**Aim**. Report back each line of the records that contains the string "gray".

**Materials provided**.
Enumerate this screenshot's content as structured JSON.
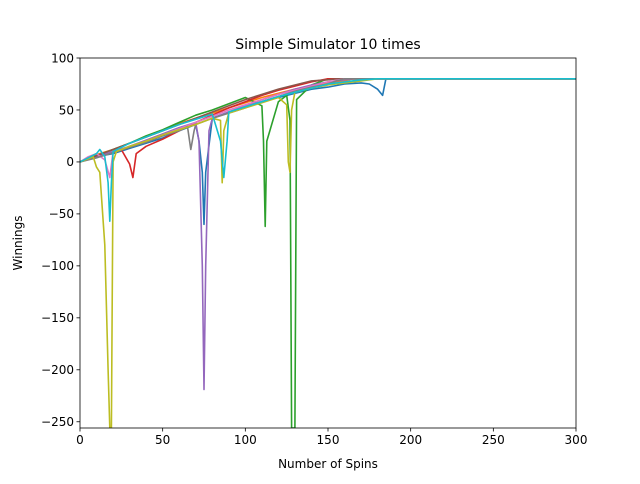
{
  "chart_data": {
    "type": "line",
    "title": "Simple Simulator 10 times",
    "xlabel": "Number of Spins",
    "ylabel": "Winnings",
    "xlim": [
      0,
      300
    ],
    "ylim": [
      -256,
      100
    ],
    "xticks": [
      0,
      50,
      100,
      150,
      200,
      250,
      300
    ],
    "yticks": [
      100,
      50,
      0,
      -50,
      -100,
      -150,
      -200,
      -250
    ],
    "ytick_labels": [
      "100",
      "50",
      "0",
      "−50",
      "−100",
      "−150",
      "−200",
      "−250"
    ],
    "grid": false,
    "legend": false,
    "target": 80,
    "series": [
      {
        "color": "#1f77b4",
        "x": [
          0,
          10,
          20,
          30,
          40,
          50,
          60,
          70,
          72,
          74,
          75,
          76,
          80,
          90,
          100,
          110,
          120,
          130,
          140,
          150,
          160,
          170,
          175,
          180,
          183,
          185,
          300
        ],
        "y": [
          0,
          5,
          8,
          13,
          18,
          23,
          30,
          36,
          20,
          -10,
          -60,
          -10,
          42,
          48,
          53,
          58,
          62,
          66,
          70,
          72,
          75,
          76,
          75,
          70,
          64,
          80,
          80
        ]
      },
      {
        "color": "#ff7f0e",
        "x": [
          0,
          5,
          10,
          20,
          30,
          40,
          50,
          60,
          70,
          80,
          90,
          100,
          110,
          120,
          130,
          140,
          150,
          160,
          165,
          300
        ],
        "y": [
          0,
          4,
          7,
          12,
          18,
          24,
          30,
          37,
          42,
          47,
          52,
          57,
          62,
          66,
          70,
          73,
          76,
          78,
          80,
          80
        ]
      },
      {
        "color": "#2ca02c",
        "x": [
          0,
          10,
          20,
          30,
          40,
          50,
          60,
          70,
          80,
          90,
          100,
          110,
          111,
          112,
          113,
          120,
          125,
          127,
          128,
          130,
          131,
          140,
          150,
          300
        ],
        "y": [
          0,
          6,
          12,
          18,
          25,
          31,
          38,
          45,
          50,
          56,
          62,
          54,
          20,
          -62,
          20,
          58,
          64,
          40,
          -256,
          -256,
          60,
          74,
          80,
          80
        ]
      },
      {
        "color": "#d62728",
        "x": [
          0,
          10,
          15,
          20,
          25,
          30,
          32,
          34,
          40,
          50,
          60,
          70,
          80,
          90,
          100,
          110,
          120,
          130,
          140,
          150,
          300
        ],
        "y": [
          0,
          5,
          7,
          10,
          12,
          -2,
          -15,
          8,
          15,
          22,
          30,
          38,
          45,
          52,
          58,
          64,
          69,
          73,
          77,
          80,
          80
        ]
      },
      {
        "color": "#9467bd",
        "x": [
          0,
          10,
          20,
          30,
          40,
          50,
          60,
          70,
          72,
          74,
          75,
          76,
          78,
          80,
          90,
          100,
          110,
          120,
          130,
          140,
          150,
          160,
          165,
          300
        ],
        "y": [
          0,
          5,
          10,
          15,
          21,
          27,
          33,
          38,
          20,
          -100,
          -219,
          -100,
          30,
          42,
          48,
          54,
          60,
          65,
          70,
          74,
          77,
          79,
          80,
          80
        ]
      },
      {
        "color": "#8c564b",
        "x": [
          0,
          10,
          20,
          30,
          40,
          50,
          60,
          70,
          80,
          90,
          100,
          110,
          120,
          130,
          140,
          150,
          155,
          300
        ],
        "y": [
          0,
          6,
          12,
          18,
          24,
          30,
          36,
          42,
          48,
          54,
          60,
          65,
          70,
          74,
          78,
          79,
          80,
          80
        ]
      },
      {
        "color": "#e377c2",
        "x": [
          0,
          5,
          10,
          15,
          18,
          20,
          25,
          30,
          40,
          50,
          60,
          70,
          80,
          90,
          100,
          110,
          120,
          130,
          140,
          150,
          160,
          300
        ],
        "y": [
          0,
          5,
          8,
          2,
          -15,
          10,
          12,
          15,
          20,
          26,
          32,
          38,
          44,
          50,
          55,
          60,
          65,
          69,
          73,
          77,
          80,
          80
        ]
      },
      {
        "color": "#7f7f7f",
        "x": [
          0,
          10,
          20,
          30,
          40,
          50,
          60,
          65,
          67,
          69,
          70,
          80,
          90,
          100,
          110,
          120,
          130,
          140,
          150,
          155,
          160,
          300
        ],
        "y": [
          0,
          4,
          9,
          14,
          19,
          25,
          30,
          34,
          12,
          30,
          36,
          42,
          47,
          52,
          58,
          63,
          68,
          72,
          75,
          78,
          80,
          80
        ]
      },
      {
        "color": "#bcbd22",
        "x": [
          0,
          5,
          8,
          10,
          12,
          15,
          17,
          18,
          19,
          20,
          22,
          30,
          40,
          50,
          60,
          70,
          80,
          85,
          86,
          87,
          90,
          100,
          110,
          120,
          125,
          126,
          127,
          128,
          130,
          140,
          150,
          160,
          170,
          175,
          180,
          300
        ],
        "y": [
          0,
          3,
          5,
          -5,
          -10,
          -80,
          -200,
          -256,
          -256,
          0,
          10,
          15,
          20,
          26,
          31,
          36,
          42,
          40,
          -20,
          30,
          47,
          52,
          57,
          62,
          55,
          0,
          -10,
          50,
          67,
          71,
          74,
          76,
          78,
          79,
          80,
          80
        ]
      },
      {
        "color": "#17becf",
        "x": [
          0,
          5,
          10,
          12,
          15,
          17,
          18,
          19,
          20,
          30,
          40,
          50,
          60,
          70,
          80,
          85,
          87,
          89,
          90,
          100,
          110,
          120,
          130,
          140,
          150,
          160,
          170,
          180,
          300
        ],
        "y": [
          0,
          4,
          8,
          12,
          5,
          -20,
          -57,
          -20,
          10,
          18,
          24,
          30,
          36,
          41,
          46,
          20,
          -15,
          20,
          48,
          53,
          58,
          63,
          67,
          71,
          75,
          77,
          79,
          80,
          80
        ]
      }
    ]
  }
}
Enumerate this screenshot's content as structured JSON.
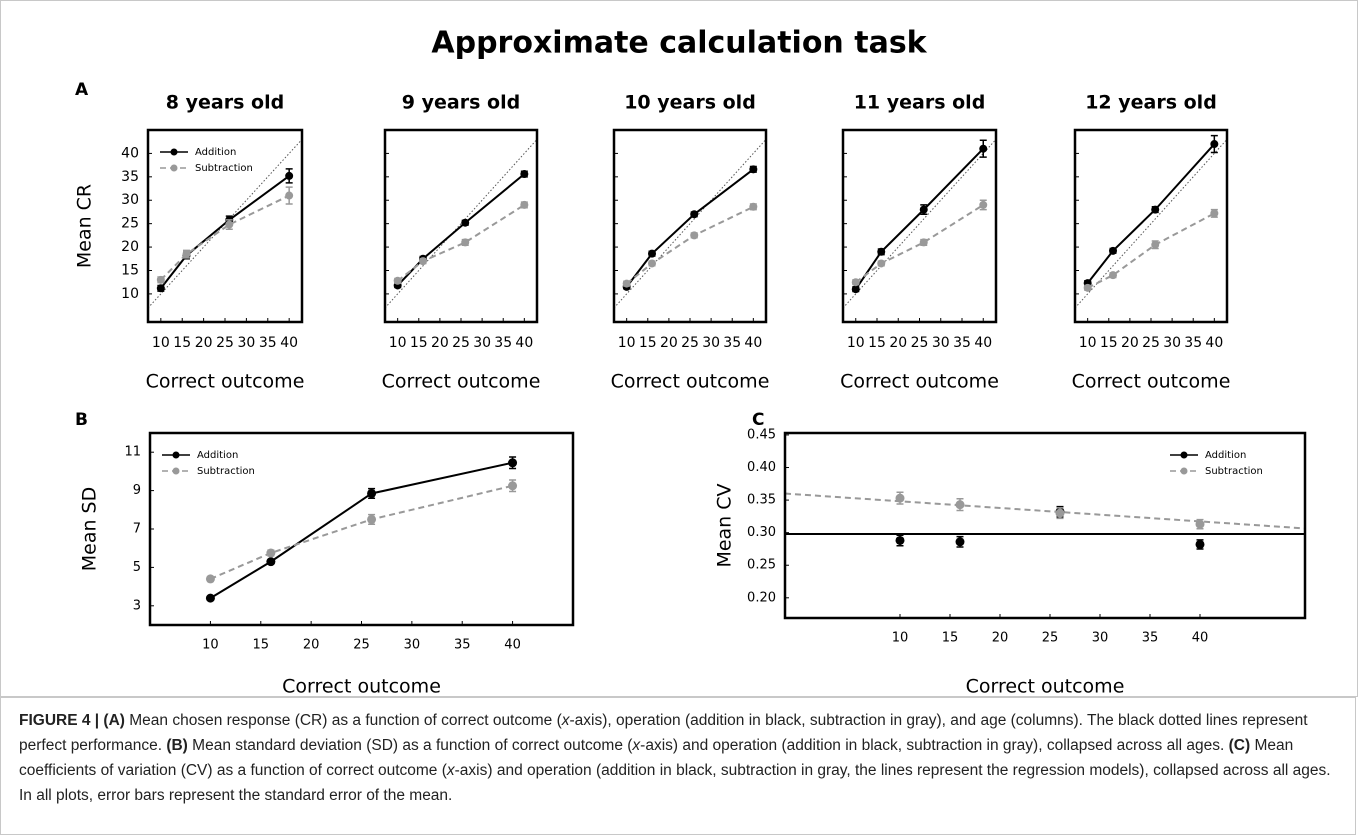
{
  "figure": {
    "title": "Approximate calculation task",
    "panel_labels": [
      "A",
      "B",
      "C"
    ],
    "caption": [
      "FIGURE 4 | (A)",
      " Mean chosen response (CR) as a function of correct outcome (",
      "x",
      "-axis), operation (addition in black, subtraction in gray), and age (columns). The black dotted lines represent perfect performance. ",
      "(B)",
      " Mean standard deviation (SD) as a function of correct outcome (",
      "x",
      "-axis) and operation (addition in black, subtraction in gray), collapsed across all ages. ",
      "(C)",
      " Mean coefficients of variation (CV) as a function of correct outcome (",
      "x",
      "-axis) and operation (addition in black, subtraction in gray, the lines represent the regression models), collapsed across all ages. In all plots, error bars represent the standard error of the mean."
    ]
  },
  "chart_data": [
    {
      "type": "line",
      "title": "8 years old",
      "x_label": "Correct outcome",
      "y_label": "Mean CR",
      "x": [
        10,
        16,
        26,
        40
      ],
      "xlim": [
        7,
        43
      ],
      "ylim": [
        4,
        45
      ],
      "xticks": [
        10,
        15,
        20,
        25,
        30,
        35,
        40
      ],
      "yticks": [
        10,
        15,
        20,
        25,
        30,
        35,
        40
      ],
      "diagonal": true,
      "legend": "upper left",
      "series": [
        {
          "name": "Addition",
          "color": "#000000",
          "linestyle": "solid",
          "values": [
            11.2,
            18.2,
            25.8,
            35.2
          ],
          "errors": [
            0.6,
            0.7,
            0.8,
            1.5
          ]
        },
        {
          "name": "Subtraction",
          "color": "#999999",
          "linestyle": "dashed",
          "values": [
            13,
            18.5,
            24.8,
            31
          ],
          "errors": [
            0.6,
            0.8,
            1.0,
            1.8
          ]
        }
      ]
    },
    {
      "type": "line",
      "title": "9 years old",
      "x_label": "Correct outcome",
      "x": [
        10,
        16,
        26,
        40
      ],
      "xlim": [
        7,
        43
      ],
      "ylim": [
        4,
        45
      ],
      "xticks": [
        10,
        15,
        20,
        25,
        30,
        35,
        40
      ],
      "yticks": [
        10,
        15,
        20,
        25,
        30,
        35,
        40
      ],
      "show_ytick_labels": false,
      "diagonal": true,
      "series": [
        {
          "color": "#000000",
          "linestyle": "solid",
          "values": [
            11.8,
            17.5,
            25.2,
            35.6
          ],
          "errors": [
            0.4,
            0.5,
            0.5,
            0.6
          ]
        },
        {
          "color": "#999999",
          "linestyle": "dashed",
          "values": [
            12.8,
            17,
            21,
            29
          ],
          "errors": [
            0.5,
            0.5,
            0.6,
            0.6
          ]
        }
      ]
    },
    {
      "type": "line",
      "title": "10 years old",
      "x_label": "Correct outcome",
      "x": [
        10,
        16,
        26,
        40
      ],
      "xlim": [
        7,
        43
      ],
      "ylim": [
        4,
        45
      ],
      "xticks": [
        10,
        15,
        20,
        25,
        30,
        35,
        40
      ],
      "yticks": [
        10,
        15,
        20,
        25,
        30,
        35,
        40
      ],
      "show_ytick_labels": false,
      "diagonal": true,
      "series": [
        {
          "color": "#000000",
          "linestyle": "solid",
          "values": [
            11.5,
            18.6,
            27,
            36.6
          ],
          "errors": [
            0.4,
            0.5,
            0.5,
            0.6
          ]
        },
        {
          "color": "#999999",
          "linestyle": "dashed",
          "values": [
            12.2,
            16.5,
            22.5,
            28.6
          ],
          "errors": [
            0.5,
            0.5,
            0.5,
            0.6
          ]
        }
      ]
    },
    {
      "type": "line",
      "title": "11 years old",
      "x_label": "Correct outcome",
      "x": [
        10,
        16,
        26,
        40
      ],
      "xlim": [
        7,
        43
      ],
      "ylim": [
        4,
        45
      ],
      "xticks": [
        10,
        15,
        20,
        25,
        30,
        35,
        40
      ],
      "yticks": [
        10,
        15,
        20,
        25,
        30,
        35,
        40
      ],
      "show_ytick_labels": false,
      "diagonal": true,
      "series": [
        {
          "color": "#000000",
          "linestyle": "solid",
          "values": [
            11,
            19,
            28,
            41
          ],
          "errors": [
            0.5,
            0.6,
            1.0,
            1.8
          ]
        },
        {
          "color": "#999999",
          "linestyle": "dashed",
          "values": [
            12.5,
            16.5,
            21,
            29
          ],
          "errors": [
            0.5,
            0.5,
            0.6,
            1.0
          ]
        }
      ]
    },
    {
      "type": "line",
      "title": "12 years old",
      "x_label": "Correct outcome",
      "x": [
        10,
        16,
        26,
        40
      ],
      "xlim": [
        7,
        43
      ],
      "ylim": [
        4,
        45
      ],
      "xticks": [
        10,
        15,
        20,
        25,
        30,
        35,
        40
      ],
      "yticks": [
        10,
        15,
        20,
        25,
        30,
        35,
        40
      ],
      "show_ytick_labels": false,
      "diagonal": true,
      "series": [
        {
          "color": "#000000",
          "linestyle": "solid",
          "values": [
            12.3,
            19.2,
            28,
            42
          ],
          "errors": [
            0.5,
            0.5,
            0.6,
            1.8
          ]
        },
        {
          "color": "#999999",
          "linestyle": "dashed",
          "values": [
            11.3,
            14,
            20.5,
            27.2
          ],
          "errors": [
            0.5,
            0.5,
            0.8,
            0.8
          ]
        }
      ]
    },
    {
      "type": "line",
      "x_label": "Correct outcome",
      "y_label": "Mean SD",
      "x": [
        10,
        16,
        26,
        40
      ],
      "xlim": [
        4,
        46
      ],
      "ylim": [
        2,
        12
      ],
      "xticks": [
        10,
        15,
        20,
        25,
        30,
        35,
        40
      ],
      "yticks": [
        3,
        5,
        7,
        9,
        11
      ],
      "legend": "upper left",
      "series": [
        {
          "name": "Addition",
          "color": "#000000",
          "linestyle": "solid",
          "values": [
            3.4,
            5.3,
            8.85,
            10.45
          ],
          "errors": [
            0.1,
            0.1,
            0.25,
            0.3
          ]
        },
        {
          "name": "Subtraction",
          "color": "#999999",
          "linestyle": "dashed",
          "values": [
            4.4,
            5.75,
            7.5,
            9.25
          ],
          "errors": [
            0.1,
            0.15,
            0.25,
            0.3
          ]
        }
      ]
    },
    {
      "type": "scatter",
      "x_label": "Correct outcome",
      "y_label": "Mean CV",
      "x": [
        10,
        16,
        26,
        40
      ],
      "xlim": [
        -1.5,
        50.5
      ],
      "ylim": [
        0.169,
        0.453
      ],
      "xticks": [
        10,
        15,
        20,
        25,
        30,
        35,
        40
      ],
      "yticks": [
        {
          "value": 0.2,
          "label": "0.20"
        },
        0.25,
        {
          "value": 0.3,
          "label": "0.30"
        },
        0.35,
        {
          "value": 0.4,
          "label": "0.40"
        },
        0.45
      ],
      "legend": "upper right",
      "series": [
        {
          "name": "Addition",
          "color": "#000000",
          "linestyle": "solid",
          "values": [
            0.288,
            0.286,
            0.332,
            0.282
          ],
          "errors": [
            0.008,
            0.008,
            0.008,
            0.007
          ],
          "regression": {
            "intercept": 0.298,
            "slope": 0
          }
        },
        {
          "name": "Subtraction",
          "color": "#999999",
          "linestyle": "dashed",
          "values": [
            0.353,
            0.343,
            0.33,
            0.313
          ],
          "errors": [
            0.009,
            0.009,
            0.008,
            0.007
          ],
          "regression": {
            "intercept": 0.3585,
            "slope": -0.00103
          }
        }
      ]
    }
  ]
}
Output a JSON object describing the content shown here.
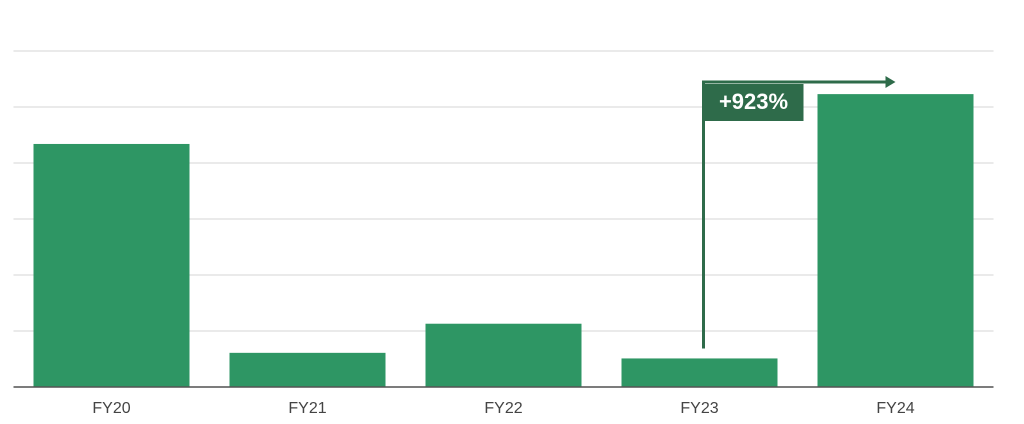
{
  "chart_data": {
    "type": "bar",
    "categories": [
      "FY20",
      "FY21",
      "FY22",
      "FY23",
      "FY24"
    ],
    "values": [
      4.34,
      0.61,
      1.13,
      0.51,
      5.23
    ],
    "color": "#2e9664",
    "ylim": [
      0,
      6
    ],
    "yticks": [
      0,
      1,
      2,
      3,
      4,
      5,
      6
    ],
    "grid": true,
    "annotation": "+923%"
  }
}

**Finished exercise**.
      "-axis), operation (addition in black, subtraction in gray), and age (columns). The black dotted lines represent perfect performance. ",
      "-axis) and operation (addition in black, subtraction in gray), collapsed across all ages. ",
      "-axis) and operation (addition in black, subtraction in gray, the lines represent the regression models), collapsed across all ages. In all plots, error bars represent the standard error of the mean."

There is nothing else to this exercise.